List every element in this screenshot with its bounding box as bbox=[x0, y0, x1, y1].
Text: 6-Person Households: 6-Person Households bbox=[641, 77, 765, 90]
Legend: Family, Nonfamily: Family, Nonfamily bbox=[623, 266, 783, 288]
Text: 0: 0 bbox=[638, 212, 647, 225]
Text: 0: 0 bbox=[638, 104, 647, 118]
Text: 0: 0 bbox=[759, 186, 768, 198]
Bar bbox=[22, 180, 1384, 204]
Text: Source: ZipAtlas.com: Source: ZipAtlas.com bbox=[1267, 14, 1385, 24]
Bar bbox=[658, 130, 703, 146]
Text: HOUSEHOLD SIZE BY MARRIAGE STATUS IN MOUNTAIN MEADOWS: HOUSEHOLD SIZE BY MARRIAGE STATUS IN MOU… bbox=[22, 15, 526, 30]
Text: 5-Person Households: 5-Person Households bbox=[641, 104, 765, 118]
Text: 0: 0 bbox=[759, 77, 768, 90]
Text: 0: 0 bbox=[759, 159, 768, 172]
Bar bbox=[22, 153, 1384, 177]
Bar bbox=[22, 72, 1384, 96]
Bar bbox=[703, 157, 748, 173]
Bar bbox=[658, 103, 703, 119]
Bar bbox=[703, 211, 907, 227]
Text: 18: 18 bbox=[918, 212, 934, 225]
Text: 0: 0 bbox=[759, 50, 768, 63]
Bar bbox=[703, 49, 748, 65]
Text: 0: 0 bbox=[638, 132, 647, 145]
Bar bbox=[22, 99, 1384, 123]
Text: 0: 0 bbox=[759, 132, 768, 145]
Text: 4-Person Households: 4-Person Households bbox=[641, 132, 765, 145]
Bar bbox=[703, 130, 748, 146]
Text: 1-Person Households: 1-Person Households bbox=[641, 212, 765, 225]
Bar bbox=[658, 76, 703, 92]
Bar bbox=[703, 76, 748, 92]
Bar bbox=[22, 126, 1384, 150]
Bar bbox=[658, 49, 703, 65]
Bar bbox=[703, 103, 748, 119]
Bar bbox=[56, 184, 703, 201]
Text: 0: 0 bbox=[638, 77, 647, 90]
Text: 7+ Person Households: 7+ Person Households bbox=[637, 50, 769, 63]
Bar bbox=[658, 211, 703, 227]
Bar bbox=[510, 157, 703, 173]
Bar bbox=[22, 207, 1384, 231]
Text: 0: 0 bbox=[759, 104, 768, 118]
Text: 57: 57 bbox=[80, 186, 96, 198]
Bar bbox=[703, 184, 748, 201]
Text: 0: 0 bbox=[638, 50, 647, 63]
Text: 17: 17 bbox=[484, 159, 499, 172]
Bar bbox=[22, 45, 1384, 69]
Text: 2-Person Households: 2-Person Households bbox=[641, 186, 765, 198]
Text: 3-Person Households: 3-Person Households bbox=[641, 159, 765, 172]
============
*Do this*.
Copy the items above with "Nonfamily" renamed to "Non-family" and everything else left unchanged.

*Response to the task*.
List every element in this screenshot with its bounding box as bbox=[x0, y0, x1, y1].
Text: 6-Person Households: 6-Person Households bbox=[641, 77, 765, 90]
Legend: Family, Non-family: Family, Non-family bbox=[623, 266, 783, 288]
Text: 0: 0 bbox=[638, 212, 647, 225]
Text: 0: 0 bbox=[638, 104, 647, 118]
Text: 0: 0 bbox=[759, 186, 768, 198]
Bar bbox=[22, 180, 1384, 204]
Text: Source: ZipAtlas.com: Source: ZipAtlas.com bbox=[1267, 14, 1385, 24]
Bar bbox=[658, 130, 703, 146]
Text: HOUSEHOLD SIZE BY MARRIAGE STATUS IN MOUNTAIN MEADOWS: HOUSEHOLD SIZE BY MARRIAGE STATUS IN MOU… bbox=[22, 15, 526, 30]
Text: 5-Person Households: 5-Person Households bbox=[641, 104, 765, 118]
Text: 0: 0 bbox=[759, 77, 768, 90]
Text: 0: 0 bbox=[759, 159, 768, 172]
Bar bbox=[22, 153, 1384, 177]
Bar bbox=[22, 72, 1384, 96]
Bar bbox=[703, 157, 748, 173]
Bar bbox=[658, 103, 703, 119]
Bar bbox=[703, 211, 907, 227]
Text: 18: 18 bbox=[918, 212, 934, 225]
Text: 0: 0 bbox=[759, 50, 768, 63]
Bar bbox=[703, 49, 748, 65]
Text: 0: 0 bbox=[638, 132, 647, 145]
Bar bbox=[22, 99, 1384, 123]
Text: 0: 0 bbox=[759, 132, 768, 145]
Text: 4-Person Households: 4-Person Households bbox=[641, 132, 765, 145]
Bar bbox=[703, 130, 748, 146]
Text: 1-Person Households: 1-Person Households bbox=[641, 212, 765, 225]
Bar bbox=[658, 76, 703, 92]
Bar bbox=[703, 76, 748, 92]
Bar bbox=[22, 126, 1384, 150]
Bar bbox=[658, 49, 703, 65]
Bar bbox=[703, 103, 748, 119]
Bar bbox=[56, 184, 703, 201]
Text: 0: 0 bbox=[638, 77, 647, 90]
Text: 7+ Person Households: 7+ Person Households bbox=[637, 50, 769, 63]
Bar bbox=[658, 211, 703, 227]
Bar bbox=[510, 157, 703, 173]
Bar bbox=[22, 207, 1384, 231]
Text: 0: 0 bbox=[759, 104, 768, 118]
Text: 57: 57 bbox=[80, 186, 96, 198]
Bar bbox=[703, 184, 748, 201]
Text: 0: 0 bbox=[638, 50, 647, 63]
Text: 17: 17 bbox=[484, 159, 499, 172]
Bar bbox=[22, 45, 1384, 69]
Text: 2-Person Households: 2-Person Households bbox=[641, 186, 765, 198]
Text: 3-Person Households: 3-Person Households bbox=[641, 159, 765, 172]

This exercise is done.